Material for the task:

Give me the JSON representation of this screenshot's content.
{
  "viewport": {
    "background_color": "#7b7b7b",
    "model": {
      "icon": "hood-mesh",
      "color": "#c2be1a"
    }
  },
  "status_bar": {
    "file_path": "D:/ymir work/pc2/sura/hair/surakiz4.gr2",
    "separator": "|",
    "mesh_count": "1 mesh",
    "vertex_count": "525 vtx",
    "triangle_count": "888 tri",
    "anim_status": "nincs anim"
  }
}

Objective: Repeat the listing above without any change.

Result of this task:
Give me the JSON representation of this screenshot's content.
{
  "viewport": {
    "background_color": "#7b7b7b",
    "model": {
      "icon": "hood-mesh",
      "color": "#c2be1a"
    }
  },
  "status_bar": {
    "file_path": "D:/ymir work/pc2/sura/hair/surakiz4.gr2",
    "separator": "|",
    "mesh_count": "1 mesh",
    "vertex_count": "525 vtx",
    "triangle_count": "888 tri",
    "anim_status": "nincs anim"
  }
}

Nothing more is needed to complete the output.